### SUPPLIED DATA
__________________________________________________

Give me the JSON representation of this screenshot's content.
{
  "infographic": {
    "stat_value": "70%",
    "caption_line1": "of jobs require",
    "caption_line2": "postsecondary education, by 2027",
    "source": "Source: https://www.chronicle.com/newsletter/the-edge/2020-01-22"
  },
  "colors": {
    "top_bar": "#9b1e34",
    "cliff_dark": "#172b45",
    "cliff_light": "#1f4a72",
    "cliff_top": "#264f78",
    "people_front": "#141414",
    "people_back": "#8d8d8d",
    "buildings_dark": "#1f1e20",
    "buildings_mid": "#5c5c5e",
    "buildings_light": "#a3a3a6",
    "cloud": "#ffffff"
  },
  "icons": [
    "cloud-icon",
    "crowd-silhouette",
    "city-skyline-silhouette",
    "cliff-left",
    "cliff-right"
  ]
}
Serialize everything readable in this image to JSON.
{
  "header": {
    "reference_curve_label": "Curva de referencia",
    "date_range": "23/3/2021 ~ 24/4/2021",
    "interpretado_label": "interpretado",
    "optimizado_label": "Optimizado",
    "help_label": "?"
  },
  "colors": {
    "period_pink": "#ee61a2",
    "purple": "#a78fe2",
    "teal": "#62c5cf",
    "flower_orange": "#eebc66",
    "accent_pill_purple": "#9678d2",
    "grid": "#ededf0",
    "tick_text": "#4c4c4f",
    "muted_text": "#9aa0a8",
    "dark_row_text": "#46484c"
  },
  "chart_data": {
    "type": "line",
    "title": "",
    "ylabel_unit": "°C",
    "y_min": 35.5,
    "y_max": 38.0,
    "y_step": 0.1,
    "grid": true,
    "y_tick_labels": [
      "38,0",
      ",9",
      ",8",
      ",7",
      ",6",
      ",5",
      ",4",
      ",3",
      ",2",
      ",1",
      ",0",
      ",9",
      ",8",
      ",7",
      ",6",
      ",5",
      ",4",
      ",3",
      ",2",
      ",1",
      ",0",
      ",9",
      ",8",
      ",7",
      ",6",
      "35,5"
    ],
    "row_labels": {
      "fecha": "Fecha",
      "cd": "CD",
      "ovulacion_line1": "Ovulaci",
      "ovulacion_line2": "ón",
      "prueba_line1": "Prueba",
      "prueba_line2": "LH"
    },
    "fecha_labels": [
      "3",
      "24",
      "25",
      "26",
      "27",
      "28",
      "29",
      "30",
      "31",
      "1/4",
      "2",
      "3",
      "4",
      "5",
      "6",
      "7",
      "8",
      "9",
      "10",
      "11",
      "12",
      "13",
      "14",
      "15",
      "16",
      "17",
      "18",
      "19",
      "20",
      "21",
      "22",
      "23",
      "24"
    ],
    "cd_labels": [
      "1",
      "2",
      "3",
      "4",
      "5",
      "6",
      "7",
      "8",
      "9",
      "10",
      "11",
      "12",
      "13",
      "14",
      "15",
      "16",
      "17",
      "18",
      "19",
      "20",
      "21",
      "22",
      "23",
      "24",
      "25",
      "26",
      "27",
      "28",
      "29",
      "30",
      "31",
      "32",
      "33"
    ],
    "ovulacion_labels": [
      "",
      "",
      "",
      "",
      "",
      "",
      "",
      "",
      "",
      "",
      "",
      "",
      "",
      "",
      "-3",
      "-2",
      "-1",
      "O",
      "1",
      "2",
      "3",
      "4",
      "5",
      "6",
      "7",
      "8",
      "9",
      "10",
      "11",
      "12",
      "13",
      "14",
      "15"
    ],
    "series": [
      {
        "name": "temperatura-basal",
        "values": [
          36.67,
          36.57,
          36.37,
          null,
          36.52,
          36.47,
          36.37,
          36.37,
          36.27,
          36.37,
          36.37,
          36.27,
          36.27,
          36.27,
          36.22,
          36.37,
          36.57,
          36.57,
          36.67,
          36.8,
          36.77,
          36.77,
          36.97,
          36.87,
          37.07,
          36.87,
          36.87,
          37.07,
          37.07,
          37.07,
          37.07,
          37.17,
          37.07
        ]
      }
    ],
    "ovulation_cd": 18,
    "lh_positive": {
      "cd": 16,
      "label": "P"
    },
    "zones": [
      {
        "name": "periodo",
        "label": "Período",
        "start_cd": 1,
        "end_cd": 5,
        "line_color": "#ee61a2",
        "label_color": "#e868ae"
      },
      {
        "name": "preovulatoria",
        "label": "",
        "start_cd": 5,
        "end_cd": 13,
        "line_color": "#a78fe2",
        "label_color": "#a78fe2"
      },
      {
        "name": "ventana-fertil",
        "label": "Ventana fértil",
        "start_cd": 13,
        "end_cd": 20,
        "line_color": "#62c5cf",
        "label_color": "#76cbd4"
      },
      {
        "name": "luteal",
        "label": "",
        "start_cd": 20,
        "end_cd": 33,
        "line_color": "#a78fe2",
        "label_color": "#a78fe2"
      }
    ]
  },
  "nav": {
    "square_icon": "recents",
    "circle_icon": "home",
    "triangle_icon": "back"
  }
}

__________________________________________________

### AIM
Every line of the material must be returned exactly as it appears.

### FULL RESPONSE
Give me the JSON representation of this screenshot's content.
{
  "infographic": {
    "stat_value": "70%",
    "caption_line1": "of jobs require",
    "caption_line2": "postsecondary education, by 2027",
    "source": "Source: https://www.chronicle.com/newsletter/the-edge/2020-01-22"
  },
  "colors": {
    "top_bar": "#9b1e34",
    "cliff_dark": "#172b45",
    "cliff_light": "#1f4a72",
    "cliff_top": "#264f78",
    "people_front": "#141414",
    "people_back": "#8d8d8d",
    "buildings_dark": "#1f1e20",
    "buildings_mid": "#5c5c5e",
    "buildings_light": "#a3a3a6",
    "cloud": "#ffffff"
  },
  "icons": [
    "cloud-icon",
    "crowd-silhouette",
    "city-skyline-silhouette",
    "cliff-left",
    "cliff-right"
  ]
}
Serialize everything readable in this image to JSON.
{
  "header": {
    "reference_curve_label": "Curva de referencia",
    "date_range": "23/3/2021 ~ 24/4/2021",
    "interpretado_label": "interpretado",
    "optimizado_label": "Optimizado",
    "help_label": "?"
  },
  "colors": {
    "period_pink": "#ee61a2",
    "purple": "#a78fe2",
    "teal": "#62c5cf",
    "flower_orange": "#eebc66",
    "accent_pill_purple": "#9678d2",
    "grid": "#ededf0",
    "tick_text": "#4c4c4f",
    "muted_text": "#9aa0a8",
    "dark_row_text": "#46484c"
  },
  "chart_data": {
    "type": "line",
    "title": "",
    "ylabel_unit": "°C",
    "y_min": 35.5,
    "y_max": 38.0,
    "y_step": 0.1,
    "grid": true,
    "y_tick_labels": [
      "38,0",
      ",9",
      ",8",
      ",7",
      ",6",
      ",5",
      ",4",
      ",3",
      ",2",
      ",1",
      ",0",
      ",9",
      ",8",
      ",7",
      ",6",
      ",5",
      ",4",
      ",3",
      ",2",
      ",1",
      ",0",
      ",9",
      ",8",
      ",7",
      ",6",
      "35,5"
    ],
    "row_labels": {
      "fecha": "Fecha",
      "cd": "CD",
      "ovulacion_line1": "Ovulaci",
      "ovulacion_line2": "ón",
      "prueba_line1": "Prueba",
      "prueba_line2": "LH"
    },
    "fecha_labels": [
      "3",
      "24",
      "25",
      "26",
      "27",
      "28",
      "29",
      "30",
      "31",
      "1/4",
      "2",
      "3",
      "4",
      "5",
      "6",
      "7",
      "8",
      "9",
      "10",
      "11",
      "12",
      "13",
      "14",
      "15",
      "16",
      "17",
      "18",
      "19",
      "20",
      "21",
      "22",
      "23",
      "24"
    ],
    "cd_labels": [
      "1",
      "2",
      "3",
      "4",
      "5",
      "6",
      "7",
      "8",
      "9",
      "10",
      "11",
      "12",
      "13",
      "14",
      "15",
      "16",
      "17",
      "18",
      "19",
      "20",
      "21",
      "22",
      "23",
      "24",
      "25",
      "26",
      "27",
      "28",
      "29",
      "30",
      "31",
      "32",
      "33"
    ],
    "ovulacion_labels": [
      "",
      "",
      "",
      "",
      "",
      "",
      "",
      "",
      "",
      "",
      "",
      "",
      "",
      "",
      "-3",
      "-2",
      "-1",
      "O",
      "1",
      "2",
      "3",
      "4",
      "5",
      "6",
      "7",
      "8",
      "9",
      "10",
      "11",
      "12",
      "13",
      "14",
      "15"
    ],
    "series": [
      {
        "name": "temperatura-basal",
        "values": [
          36.67,
          36.57,
          36.37,
          null,
          36.52,
          36.47,
          36.37,
          36.37,
          36.27,
          36.37,
          36.37,
          36.27,
          36.27,
          36.27,
          36.22,
          36.37,
          36.57,
          36.57,
          36.67,
          36.8,
          36.77,
          36.77,
          36.97,
          36.87,
          37.07,
          36.87,
          36.87,
          37.07,
          37.07,
          37.07,
          37.07,
          37.17,
          37.07
        ]
      }
    ],
    "ovulation_cd": 18,
    "lh_positive": {
      "cd": 16,
      "label": "P"
    },
    "zones": [
      {
        "name": "periodo",
        "label": "Período",
        "start_cd": 1,
        "end_cd": 5,
        "line_color": "#ee61a2",
        "label_color": "#e868ae"
      },
      {
        "name": "preovulatoria",
        "label": "",
        "start_cd": 5,
        "end_cd": 13,
        "line_color": "#a78fe2",
        "label_color": "#a78fe2"
      },
      {
        "name": "ventana-fertil",
        "label": "Ventana fértil",
        "start_cd": 13,
        "end_cd": 20,
        "line_color": "#62c5cf",
        "label_color": "#76cbd4"
      },
      {
        "name": "luteal",
        "label": "",
        "start_cd": 20,
        "end_cd": 33,
        "line_color": "#a78fe2",
        "label_color": "#a78fe2"
      }
    ]
  },
  "nav": {
    "square_icon": "recents",
    "circle_icon": "home",
    "triangle_icon": "back"
  }
}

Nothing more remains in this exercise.